* **Task statement**
Repeat each line exactly, leaving nothing out.

* **Task input**
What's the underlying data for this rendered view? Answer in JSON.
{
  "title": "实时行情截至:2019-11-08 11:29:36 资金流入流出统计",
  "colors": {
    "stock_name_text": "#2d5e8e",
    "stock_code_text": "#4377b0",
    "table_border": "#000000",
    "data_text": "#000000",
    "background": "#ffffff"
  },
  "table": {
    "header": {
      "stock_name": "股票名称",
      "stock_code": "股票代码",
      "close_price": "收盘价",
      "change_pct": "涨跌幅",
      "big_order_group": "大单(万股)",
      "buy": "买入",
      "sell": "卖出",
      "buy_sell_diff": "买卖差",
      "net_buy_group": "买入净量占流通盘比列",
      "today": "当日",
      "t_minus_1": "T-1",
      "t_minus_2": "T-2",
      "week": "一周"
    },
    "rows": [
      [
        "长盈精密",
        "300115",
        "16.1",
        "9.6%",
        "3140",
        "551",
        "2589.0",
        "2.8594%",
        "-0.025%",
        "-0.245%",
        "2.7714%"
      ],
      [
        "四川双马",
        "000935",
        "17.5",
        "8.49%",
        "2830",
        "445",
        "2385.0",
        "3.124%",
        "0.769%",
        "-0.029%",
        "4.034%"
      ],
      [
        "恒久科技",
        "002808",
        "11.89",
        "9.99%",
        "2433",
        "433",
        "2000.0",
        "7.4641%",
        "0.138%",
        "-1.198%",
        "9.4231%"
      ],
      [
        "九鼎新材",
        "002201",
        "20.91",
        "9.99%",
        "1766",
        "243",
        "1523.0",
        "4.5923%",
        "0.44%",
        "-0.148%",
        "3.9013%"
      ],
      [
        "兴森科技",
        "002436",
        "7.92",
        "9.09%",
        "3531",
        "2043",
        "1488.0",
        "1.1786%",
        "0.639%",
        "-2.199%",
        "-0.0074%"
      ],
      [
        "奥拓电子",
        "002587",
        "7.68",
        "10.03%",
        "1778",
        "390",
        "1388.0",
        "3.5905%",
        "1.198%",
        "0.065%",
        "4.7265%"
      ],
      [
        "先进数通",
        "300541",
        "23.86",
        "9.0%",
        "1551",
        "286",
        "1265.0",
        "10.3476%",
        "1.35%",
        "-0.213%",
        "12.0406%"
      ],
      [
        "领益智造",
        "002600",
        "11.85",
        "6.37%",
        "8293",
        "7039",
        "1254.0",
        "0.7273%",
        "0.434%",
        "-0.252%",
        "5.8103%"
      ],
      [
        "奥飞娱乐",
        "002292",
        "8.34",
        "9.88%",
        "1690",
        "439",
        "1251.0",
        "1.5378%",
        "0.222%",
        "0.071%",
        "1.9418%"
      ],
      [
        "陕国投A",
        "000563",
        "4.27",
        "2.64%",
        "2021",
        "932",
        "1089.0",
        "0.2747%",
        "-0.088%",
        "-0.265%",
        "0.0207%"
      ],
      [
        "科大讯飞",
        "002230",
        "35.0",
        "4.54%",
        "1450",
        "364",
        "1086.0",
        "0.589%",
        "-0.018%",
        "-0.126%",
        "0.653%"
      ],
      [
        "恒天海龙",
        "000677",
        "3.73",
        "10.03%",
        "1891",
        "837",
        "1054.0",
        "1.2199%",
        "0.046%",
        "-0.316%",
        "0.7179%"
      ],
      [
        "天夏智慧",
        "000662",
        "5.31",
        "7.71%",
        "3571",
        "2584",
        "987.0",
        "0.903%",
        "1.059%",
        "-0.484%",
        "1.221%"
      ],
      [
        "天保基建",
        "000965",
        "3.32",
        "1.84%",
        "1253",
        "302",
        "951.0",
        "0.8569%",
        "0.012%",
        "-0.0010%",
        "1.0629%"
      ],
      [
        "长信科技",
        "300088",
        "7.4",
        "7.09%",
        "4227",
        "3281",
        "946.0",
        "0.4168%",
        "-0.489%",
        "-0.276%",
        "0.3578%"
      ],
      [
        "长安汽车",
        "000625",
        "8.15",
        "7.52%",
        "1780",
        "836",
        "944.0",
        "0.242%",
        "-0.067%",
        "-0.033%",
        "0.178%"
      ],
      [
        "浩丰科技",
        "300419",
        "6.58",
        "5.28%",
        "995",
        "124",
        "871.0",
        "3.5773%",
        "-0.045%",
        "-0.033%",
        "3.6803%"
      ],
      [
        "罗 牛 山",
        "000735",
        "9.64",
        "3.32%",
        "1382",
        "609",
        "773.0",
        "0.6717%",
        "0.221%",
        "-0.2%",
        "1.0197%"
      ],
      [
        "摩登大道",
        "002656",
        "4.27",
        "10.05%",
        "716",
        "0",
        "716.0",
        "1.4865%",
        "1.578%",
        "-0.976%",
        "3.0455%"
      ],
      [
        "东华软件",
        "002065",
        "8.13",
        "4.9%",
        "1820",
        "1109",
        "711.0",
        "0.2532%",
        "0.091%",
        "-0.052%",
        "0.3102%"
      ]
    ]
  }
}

* **Correct result**
What's the underlying data for this rendered view? Answer in JSON.
{
  "title": "实时行情截至:2019-11-08 11:29:36 资金流入流出统计",
  "colors": {
    "stock_name_text": "#2d5e8e",
    "stock_code_text": "#4377b0",
    "table_border": "#000000",
    "data_text": "#000000",
    "background": "#ffffff"
  },
  "table": {
    "header": {
      "stock_name": "股票名称",
      "stock_code": "股票代码",
      "close_price": "收盘价",
      "change_pct": "涨跌幅",
      "big_order_group": "大单(万股)",
      "buy": "买入",
      "sell": "卖出",
      "buy_sell_diff": "买卖差",
      "net_buy_group": "买入净量占流通盘比列",
      "today": "当日",
      "t_minus_1": "T-1",
      "t_minus_2": "T-2",
      "week": "一周"
    },
    "rows": [
      [
        "长盈精密",
        "300115",
        "16.1",
        "9.6%",
        "3140",
        "551",
        "2589.0",
        "2.8594%",
        "-0.025%",
        "-0.245%",
        "2.7714%"
      ],
      [
        "四川双马",
        "000935",
        "17.5",
        "8.49%",
        "2830",
        "445",
        "2385.0",
        "3.124%",
        "0.769%",
        "-0.029%",
        "4.034%"
      ],
      [
        "恒久科技",
        "002808",
        "11.89",
        "9.99%",
        "2433",
        "433",
        "2000.0",
        "7.4641%",
        "0.138%",
        "-1.198%",
        "9.4231%"
      ],
      [
        "九鼎新材",
        "002201",
        "20.91",
        "9.99%",
        "1766",
        "243",
        "1523.0",
        "4.5923%",
        "0.44%",
        "-0.148%",
        "3.9013%"
      ],
      [
        "兴森科技",
        "002436",
        "7.92",
        "9.09%",
        "3531",
        "2043",
        "1488.0",
        "1.1786%",
        "0.639%",
        "-2.199%",
        "-0.0074%"
      ],
      [
        "奥拓电子",
        "002587",
        "7.68",
        "10.03%",
        "1778",
        "390",
        "1388.0",
        "3.5905%",
        "1.198%",
        "0.065%",
        "4.7265%"
      ],
      [
        "先进数通",
        "300541",
        "23.86",
        "9.0%",
        "1551",
        "286",
        "1265.0",
        "10.3476%",
        "1.35%",
        "-0.213%",
        "12.0406%"
      ],
      [
        "领益智造",
        "002600",
        "11.85",
        "6.37%",
        "8293",
        "7039",
        "1254.0",
        "0.7273%",
        "0.434%",
        "-0.252%",
        "5.8103%"
      ],
      [
        "奥飞娱乐",
        "002292",
        "8.34",
        "9.88%",
        "1690",
        "439",
        "1251.0",
        "1.5378%",
        "0.222%",
        "0.071%",
        "1.9418%"
      ],
      [
        "陕国投A",
        "000563",
        "4.27",
        "2.64%",
        "2021",
        "932",
        "1089.0",
        "0.2747%",
        "-0.088%",
        "-0.265%",
        "0.0207%"
      ],
      [
        "科大讯飞",
        "002230",
        "35.0",
        "4.54%",
        "1450",
        "364",
        "1086.0",
        "0.589%",
        "-0.018%",
        "-0.126%",
        "0.653%"
      ],
      [
        "恒天海龙",
        "000677",
        "3.73",
        "10.03%",
        "1891",
        "837",
        "1054.0",
        "1.2199%",
        "0.046%",
        "-0.316%",
        "0.7179%"
      ],
      [
        "天夏智慧",
        "000662",
        "5.31",
        "7.71%",
        "3571",
        "2584",
        "987.0",
        "0.903%",
        "1.059%",
        "-0.484%",
        "1.221%"
      ],
      [
        "天保基建",
        "000965",
        "3.32",
        "1.84%",
        "1253",
        "302",
        "951.0",
        "0.8569%",
        "0.012%",
        "-0.0010%",
        "1.0629%"
      ],
      [
        "长信科技",
        "300088",
        "7.4",
        "7.09%",
        "4227",
        "3281",
        "946.0",
        "0.4168%",
        "-0.489%",
        "-0.276%",
        "0.3578%"
      ],
      [
        "长安汽车",
        "000625",
        "8.15",
        "7.52%",
        "1780",
        "836",
        "944.0",
        "0.242%",
        "-0.067%",
        "-0.033%",
        "0.178%"
      ],
      [
        "浩丰科技",
        "300419",
        "6.58",
        "5.28%",
        "995",
        "124",
        "871.0",
        "3.5773%",
        "-0.045%",
        "-0.033%",
        "3.6803%"
      ],
      [
        "罗 牛 山",
        "000735",
        "9.64",
        "3.32%",
        "1382",
        "609",
        "773.0",
        "0.6717%",
        "0.221%",
        "-0.2%",
        "1.0197%"
      ],
      [
        "摩登大道",
        "002656",
        "4.27",
        "10.05%",
        "716",
        "0",
        "716.0",
        "1.4865%",
        "1.578%",
        "-0.976%",
        "3.0455%"
      ],
      [
        "东华软件",
        "002065",
        "8.13",
        "4.9%",
        "1820",
        "1109",
        "711.0",
        "0.2532%",
        "0.091%",
        "-0.052%",
        "0.3102%"
      ]
    ]
  }
}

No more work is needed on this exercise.